● **Set exercise**
Select and reproduce each line of the listing below that bears the string "text".

● **Input for this task**

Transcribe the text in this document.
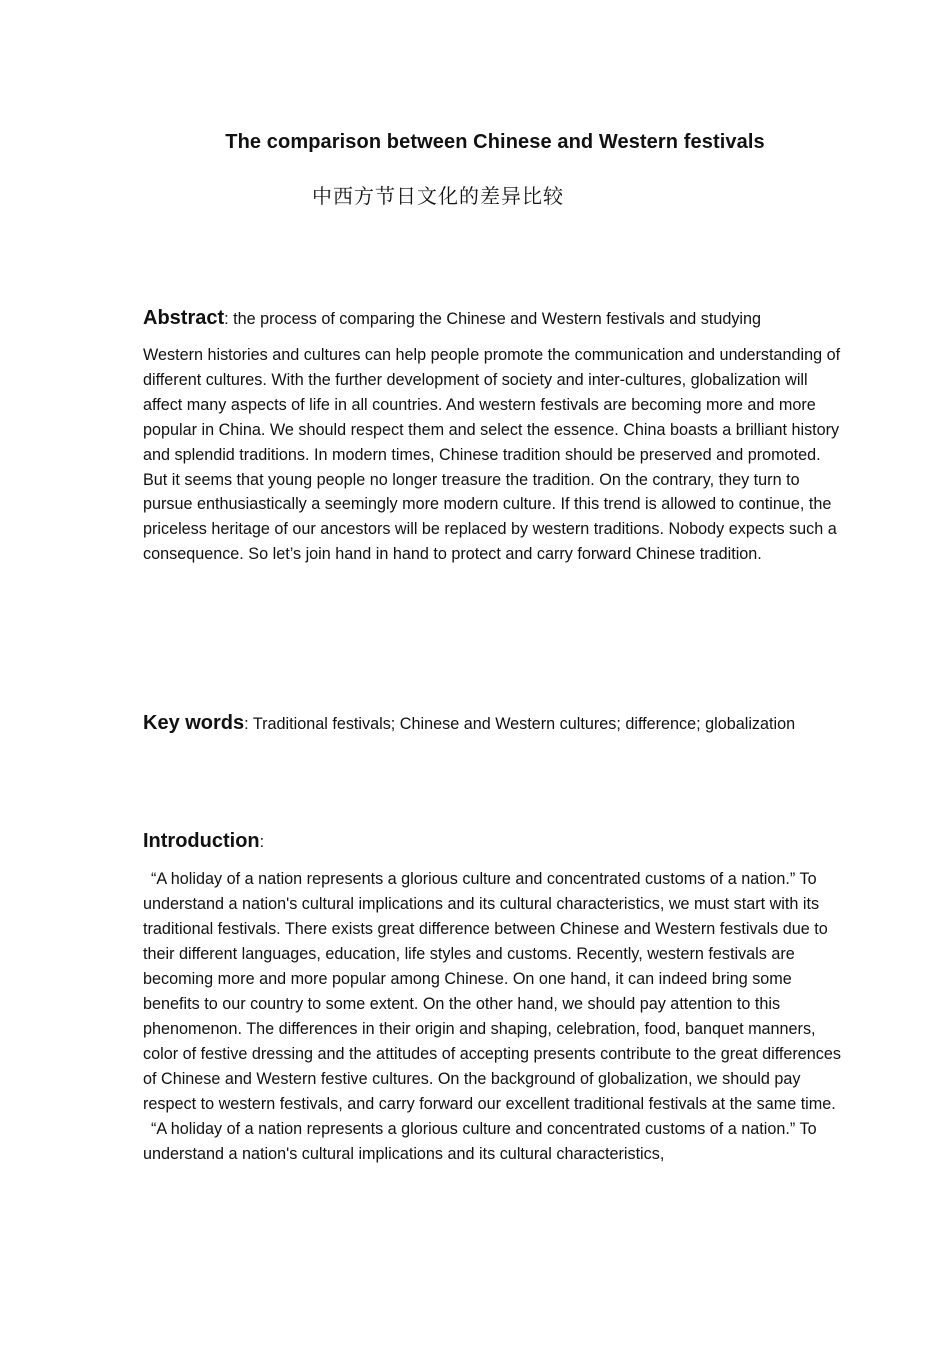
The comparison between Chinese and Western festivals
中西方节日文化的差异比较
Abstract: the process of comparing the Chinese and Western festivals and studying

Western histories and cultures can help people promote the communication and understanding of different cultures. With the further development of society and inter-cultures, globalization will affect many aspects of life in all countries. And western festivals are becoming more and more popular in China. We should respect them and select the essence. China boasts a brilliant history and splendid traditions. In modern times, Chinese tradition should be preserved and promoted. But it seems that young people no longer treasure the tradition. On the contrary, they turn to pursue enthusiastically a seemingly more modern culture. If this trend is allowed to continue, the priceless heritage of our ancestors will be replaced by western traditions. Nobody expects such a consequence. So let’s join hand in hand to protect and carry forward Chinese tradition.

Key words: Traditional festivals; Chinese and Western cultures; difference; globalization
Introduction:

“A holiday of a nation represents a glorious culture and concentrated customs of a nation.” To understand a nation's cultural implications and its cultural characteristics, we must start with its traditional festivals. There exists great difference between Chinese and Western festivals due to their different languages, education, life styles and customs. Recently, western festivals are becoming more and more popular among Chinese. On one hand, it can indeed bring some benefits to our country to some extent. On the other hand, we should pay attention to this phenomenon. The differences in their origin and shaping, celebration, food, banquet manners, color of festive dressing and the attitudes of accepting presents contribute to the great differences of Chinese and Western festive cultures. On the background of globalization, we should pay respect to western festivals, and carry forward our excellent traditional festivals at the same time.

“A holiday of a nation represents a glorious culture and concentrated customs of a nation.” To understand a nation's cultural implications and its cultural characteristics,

--

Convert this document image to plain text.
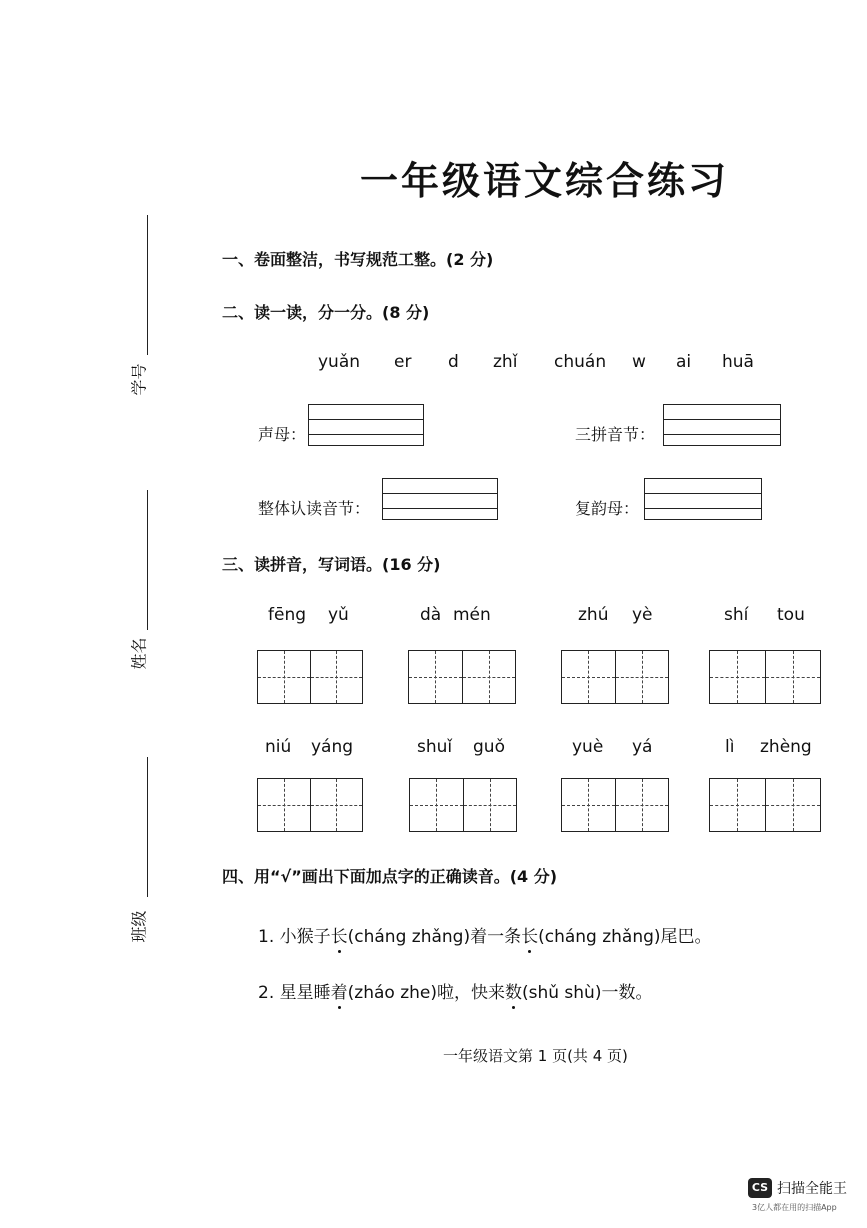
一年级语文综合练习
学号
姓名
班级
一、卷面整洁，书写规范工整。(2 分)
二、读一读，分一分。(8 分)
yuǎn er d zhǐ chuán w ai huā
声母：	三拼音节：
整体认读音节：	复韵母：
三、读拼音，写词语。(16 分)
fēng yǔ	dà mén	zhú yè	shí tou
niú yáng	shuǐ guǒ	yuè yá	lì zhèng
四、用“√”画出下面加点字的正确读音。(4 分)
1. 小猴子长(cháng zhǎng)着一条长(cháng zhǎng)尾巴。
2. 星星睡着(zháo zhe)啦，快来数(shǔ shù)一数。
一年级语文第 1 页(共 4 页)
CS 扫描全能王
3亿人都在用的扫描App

● **Exercise answer**
Transcribe the text in this document.
Convert this document image to plain text.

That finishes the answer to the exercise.